---------- Data to process
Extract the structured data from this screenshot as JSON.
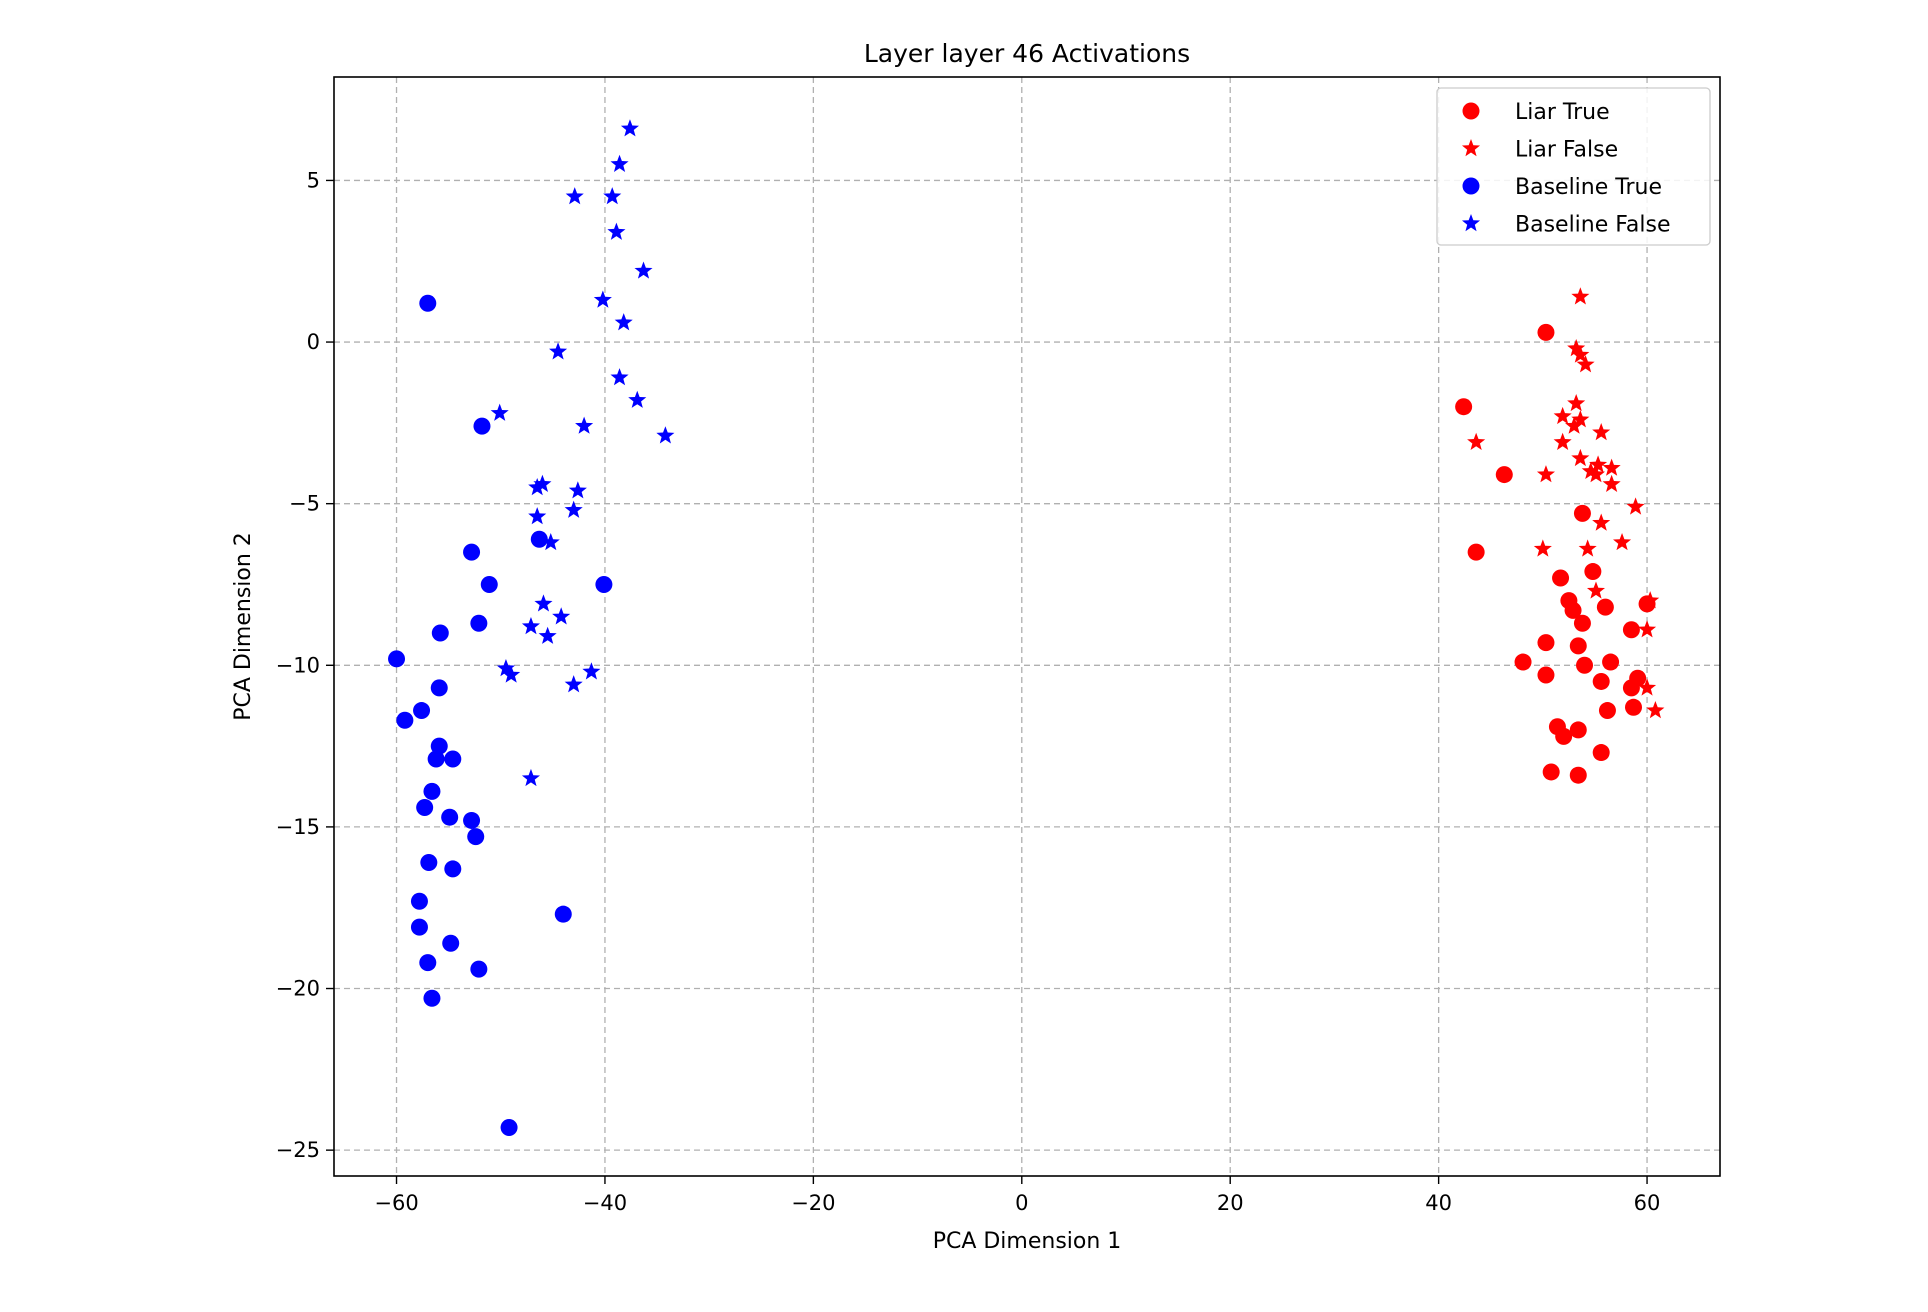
{
  "chart_data": {
    "type": "scatter",
    "title": "Layer layer 46 Activations",
    "xlabel": "PCA Dimension 1",
    "ylabel": "PCA Dimension 2",
    "xlim": [
      -66,
      67
    ],
    "ylim": [
      -25.8,
      8.2
    ],
    "xticks": [
      -60,
      -40,
      -20,
      0,
      20,
      40,
      60
    ],
    "yticks": [
      5,
      0,
      -5,
      -10,
      -15,
      -20,
      -25
    ],
    "grid": true,
    "legend_position": "top-right",
    "series": [
      {
        "name": "Liar True",
        "marker": "circle",
        "color": "#ff0000",
        "points": [
          [
            50.3,
            0.3
          ],
          [
            42.4,
            -2.0
          ],
          [
            46.3,
            -4.1
          ],
          [
            53.8,
            -5.3
          ],
          [
            43.6,
            -6.5
          ],
          [
            54.8,
            -7.1
          ],
          [
            51.7,
            -7.3
          ],
          [
            52.5,
            -8.0
          ],
          [
            52.9,
            -8.3
          ],
          [
            56.0,
            -8.2
          ],
          [
            60.0,
            -8.1
          ],
          [
            53.8,
            -8.7
          ],
          [
            58.5,
            -8.9
          ],
          [
            50.3,
            -9.3
          ],
          [
            53.4,
            -9.4
          ],
          [
            48.1,
            -9.9
          ],
          [
            56.5,
            -9.9
          ],
          [
            54.0,
            -10.0
          ],
          [
            50.3,
            -10.3
          ],
          [
            55.6,
            -10.5
          ],
          [
            59.1,
            -10.4
          ],
          [
            58.5,
            -10.7
          ],
          [
            56.2,
            -11.4
          ],
          [
            58.7,
            -11.3
          ],
          [
            51.4,
            -11.9
          ],
          [
            53.4,
            -12.0
          ],
          [
            52.0,
            -12.2
          ],
          [
            55.6,
            -12.7
          ],
          [
            50.8,
            -13.3
          ],
          [
            53.4,
            -13.4
          ]
        ]
      },
      {
        "name": "Liar False",
        "marker": "star",
        "color": "#ff0000",
        "points": [
          [
            53.6,
            1.4
          ],
          [
            53.2,
            -0.2
          ],
          [
            53.6,
            -0.4
          ],
          [
            54.1,
            -0.7
          ],
          [
            53.2,
            -1.9
          ],
          [
            51.9,
            -2.3
          ],
          [
            53.6,
            -2.4
          ],
          [
            53.0,
            -2.6
          ],
          [
            55.6,
            -2.8
          ],
          [
            43.6,
            -3.1
          ],
          [
            51.9,
            -3.1
          ],
          [
            53.6,
            -3.6
          ],
          [
            55.3,
            -3.8
          ],
          [
            56.6,
            -3.9
          ],
          [
            54.6,
            -4.0
          ],
          [
            55.1,
            -4.1
          ],
          [
            50.3,
            -4.1
          ],
          [
            56.6,
            -4.4
          ],
          [
            58.9,
            -5.1
          ],
          [
            55.6,
            -5.6
          ],
          [
            57.6,
            -6.2
          ],
          [
            50.0,
            -6.4
          ],
          [
            54.3,
            -6.4
          ],
          [
            55.1,
            -7.7
          ],
          [
            60.3,
            -8.0
          ],
          [
            60.0,
            -8.9
          ],
          [
            60.0,
            -10.7
          ],
          [
            60.8,
            -11.4
          ]
        ]
      },
      {
        "name": "Baseline True",
        "marker": "circle",
        "color": "#0000ff",
        "points": [
          [
            -57.0,
            1.2
          ],
          [
            -51.8,
            -2.6
          ],
          [
            -46.3,
            -6.1
          ],
          [
            -52.8,
            -6.5
          ],
          [
            -51.1,
            -7.5
          ],
          [
            -40.1,
            -7.5
          ],
          [
            -52.1,
            -8.7
          ],
          [
            -55.8,
            -9.0
          ],
          [
            -60.0,
            -9.8
          ],
          [
            -55.9,
            -10.7
          ],
          [
            -59.2,
            -11.7
          ],
          [
            -57.6,
            -11.4
          ],
          [
            -55.9,
            -12.5
          ],
          [
            -56.2,
            -12.9
          ],
          [
            -54.6,
            -12.9
          ],
          [
            -56.6,
            -13.9
          ],
          [
            -57.3,
            -14.4
          ],
          [
            -54.9,
            -14.7
          ],
          [
            -52.8,
            -14.8
          ],
          [
            -52.4,
            -15.3
          ],
          [
            -56.9,
            -16.1
          ],
          [
            -54.6,
            -16.3
          ],
          [
            -57.8,
            -17.3
          ],
          [
            -44.0,
            -17.7
          ],
          [
            -57.8,
            -18.1
          ],
          [
            -54.8,
            -18.6
          ],
          [
            -57.0,
            -19.2
          ],
          [
            -52.1,
            -19.4
          ],
          [
            -56.6,
            -20.3
          ],
          [
            -49.2,
            -24.3
          ]
        ]
      },
      {
        "name": "Baseline False",
        "marker": "star",
        "color": "#0000ff",
        "points": [
          [
            -37.6,
            6.6
          ],
          [
            -38.6,
            5.5
          ],
          [
            -42.9,
            4.5
          ],
          [
            -39.3,
            4.5
          ],
          [
            -38.9,
            3.4
          ],
          [
            -36.3,
            2.2
          ],
          [
            -40.2,
            1.3
          ],
          [
            -38.2,
            0.6
          ],
          [
            -44.5,
            -0.3
          ],
          [
            -38.6,
            -1.1
          ],
          [
            -36.9,
            -1.8
          ],
          [
            -50.1,
            -2.2
          ],
          [
            -42.0,
            -2.6
          ],
          [
            -34.2,
            -2.9
          ],
          [
            -46.0,
            -4.4
          ],
          [
            -46.5,
            -4.5
          ],
          [
            -42.6,
            -4.6
          ],
          [
            -43.0,
            -5.2
          ],
          [
            -46.5,
            -5.4
          ],
          [
            -45.2,
            -6.2
          ],
          [
            -45.9,
            -8.1
          ],
          [
            -44.2,
            -8.5
          ],
          [
            -47.1,
            -8.8
          ],
          [
            -45.5,
            -9.1
          ],
          [
            -49.5,
            -10.1
          ],
          [
            -49.0,
            -10.3
          ],
          [
            -41.3,
            -10.2
          ],
          [
            -43.0,
            -10.6
          ],
          [
            -47.1,
            -13.5
          ]
        ]
      }
    ]
  }
}
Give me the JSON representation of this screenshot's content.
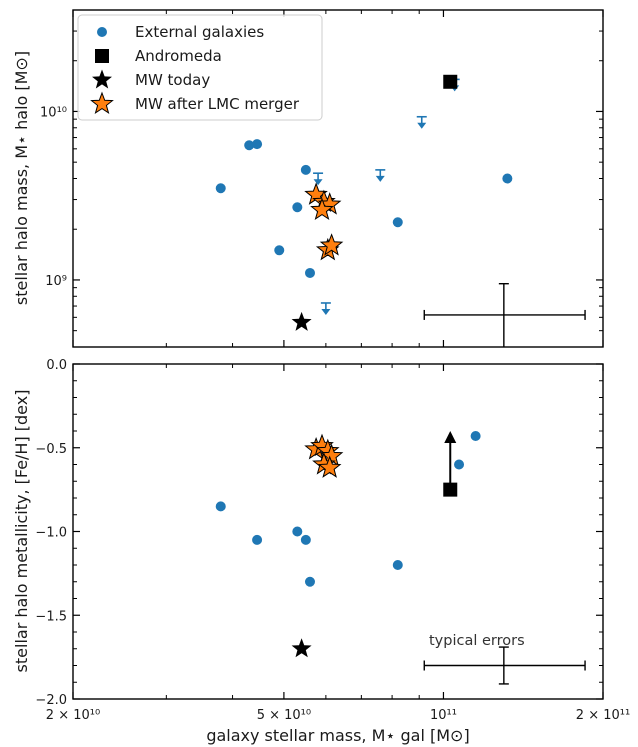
{
  "colors": {
    "external": "#1f77b4",
    "andromeda": "#000000",
    "mw_today": "#000000",
    "mw_lmc": "#ff7f0e",
    "axis": "#000000"
  },
  "legend": {
    "placement": "top-left",
    "items": [
      {
        "label": "External galaxies",
        "marker": "circle",
        "color": "#1f77b4"
      },
      {
        "label": "Andromeda",
        "marker": "square",
        "color": "#000000"
      },
      {
        "label": "MW today",
        "marker": "star",
        "color": "#000000"
      },
      {
        "label": "MW after LMC merger",
        "marker": "star",
        "color": "#ff7f0e"
      }
    ]
  },
  "xaxis": {
    "label": "galaxy stellar mass, M⋆ gal [M⊙]",
    "scale": "log",
    "xlim": [
      20000000000.0,
      200000000000.0
    ],
    "ticks": [
      {
        "value": 20000000000.0,
        "label": "2 × 10¹⁰"
      },
      {
        "value": 50000000000.0,
        "label": "5 × 10¹⁰"
      },
      {
        "value": 100000000000.0,
        "label": "10¹¹"
      },
      {
        "value": 200000000000.0,
        "label": "2 × 10¹¹"
      }
    ]
  },
  "chart_data": [
    {
      "type": "scatter",
      "title": "",
      "xlabel": "",
      "ylabel": "stellar halo mass, M⋆ halo [M⊙]",
      "xscale": "log",
      "yscale": "log",
      "xlim": [
        20000000000.0,
        200000000000.0
      ],
      "ylim": [
        400000000.0,
        40000000000.0
      ],
      "yticks": [
        {
          "value": 1000000000.0,
          "label": "10⁹"
        },
        {
          "value": 10000000000.0,
          "label": "10¹⁰"
        }
      ],
      "series": [
        {
          "name": "External galaxies",
          "marker": "circle",
          "points": [
            [
              38000000000.0,
              3500000000.0
            ],
            [
              43000000000.0,
              6300000000.0
            ],
            [
              44500000000.0,
              6400000000.0
            ],
            [
              49000000000.0,
              1500000000.0
            ],
            [
              53000000000.0,
              2700000000.0
            ],
            [
              55000000000.0,
              4500000000.0
            ],
            [
              56000000000.0,
              1100000000.0
            ],
            [
              82000000000.0,
              2200000000.0
            ],
            [
              132000000000.0,
              4000000000.0
            ]
          ]
        },
        {
          "name": "upper limits",
          "marker": "down-arrow",
          "points": [
            [
              58000000000.0,
              4300000000.0
            ],
            [
              60000000000.0,
              730000000.0
            ],
            [
              76000000000.0,
              4500000000.0
            ],
            [
              91000000000.0,
              9300000000.0
            ],
            [
              105000000000.0,
              15500000000.0
            ]
          ]
        },
        {
          "name": "Andromeda",
          "marker": "square",
          "points": [
            [
              103000000000.0,
              15000000000.0
            ]
          ]
        },
        {
          "name": "MW today",
          "marker": "star",
          "points": [
            [
              54000000000.0,
              560000000.0
            ]
          ]
        },
        {
          "name": "MW after LMC merger",
          "marker": "star",
          "points": [
            [
              57500000000.0,
              3200000000.0
            ],
            [
              59500000000.0,
              2900000000.0
            ],
            [
              61000000000.0,
              2800000000.0
            ],
            [
              59000000000.0,
              2600000000.0
            ],
            [
              60500000000.0,
              1500000000.0
            ],
            [
              61500000000.0,
              1600000000.0
            ]
          ]
        }
      ],
      "error_bar": {
        "x": 130000000000.0,
        "y": 620000000.0,
        "x_range": [
          92000000000.0,
          185000000000.0
        ],
        "y_range": [
          380000000.0,
          950000000.0
        ]
      }
    },
    {
      "type": "scatter",
      "title": "",
      "xlabel": "galaxy stellar mass, M⋆ gal [M⊙]",
      "ylabel": "stellar halo metallicity, [Fe/H] [dex]",
      "xscale": "log",
      "yscale": "linear",
      "xlim": [
        20000000000.0,
        200000000000.0
      ],
      "ylim": [
        -2.0,
        0.0
      ],
      "yticks": [
        {
          "value": 0.0,
          "label": "0.0"
        },
        {
          "value": -0.5,
          "label": "−0.5"
        },
        {
          "value": -1.0,
          "label": "−1.0"
        },
        {
          "value": -1.5,
          "label": "−1.5"
        },
        {
          "value": -2.0,
          "label": "−2.0"
        }
      ],
      "series": [
        {
          "name": "External galaxies",
          "marker": "circle",
          "points": [
            [
              38000000000.0,
              -0.85
            ],
            [
              44500000000.0,
              -1.05
            ],
            [
              53000000000.0,
              -1.0
            ],
            [
              55000000000.0,
              -1.05
            ],
            [
              56000000000.0,
              -1.3
            ],
            [
              82000000000.0,
              -1.2
            ],
            [
              107000000000.0,
              -0.6
            ],
            [
              115000000000.0,
              -0.43
            ]
          ]
        },
        {
          "name": "Andromeda",
          "marker": "square",
          "points": [
            [
              103000000000.0,
              -0.75
            ]
          ]
        },
        {
          "name": "MW today",
          "marker": "star",
          "points": [
            [
              54000000000.0,
              -1.7
            ]
          ]
        },
        {
          "name": "MW after LMC merger",
          "marker": "star",
          "points": [
            [
              57500000000.0,
              -0.51
            ],
            [
              59000000000.0,
              -0.49
            ],
            [
              60500000000.0,
              -0.52
            ],
            [
              61500000000.0,
              -0.55
            ],
            [
              59500000000.0,
              -0.6
            ],
            [
              61000000000.0,
              -0.62
            ]
          ]
        }
      ],
      "andromeda_arrow": {
        "x": 103000000000.0,
        "from": -0.75,
        "to": -0.4
      },
      "error_bar": {
        "x": 130000000000.0,
        "y": -1.8,
        "x_range": [
          92000000000.0,
          185000000000.0
        ],
        "y_range": [
          -1.91,
          -1.69
        ]
      },
      "annotation": "typical errors"
    }
  ]
}
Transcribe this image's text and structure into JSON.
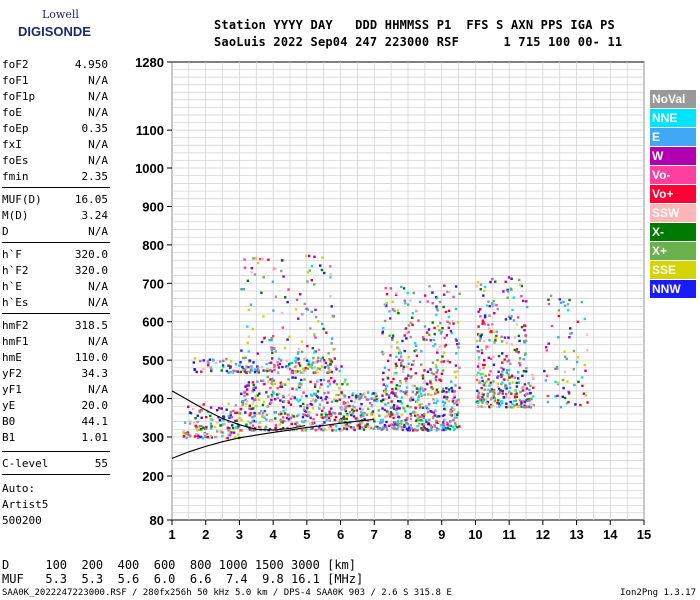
--------------------
## Short problem
Scan the data above and copy every line with "galaxy" in it.

## Worked answer
    "label": "galaxy stellar mass, M⋆ gal [M⊙]",
      "xlabel": "galaxy stellar mass, M⋆ gal [M⊙]",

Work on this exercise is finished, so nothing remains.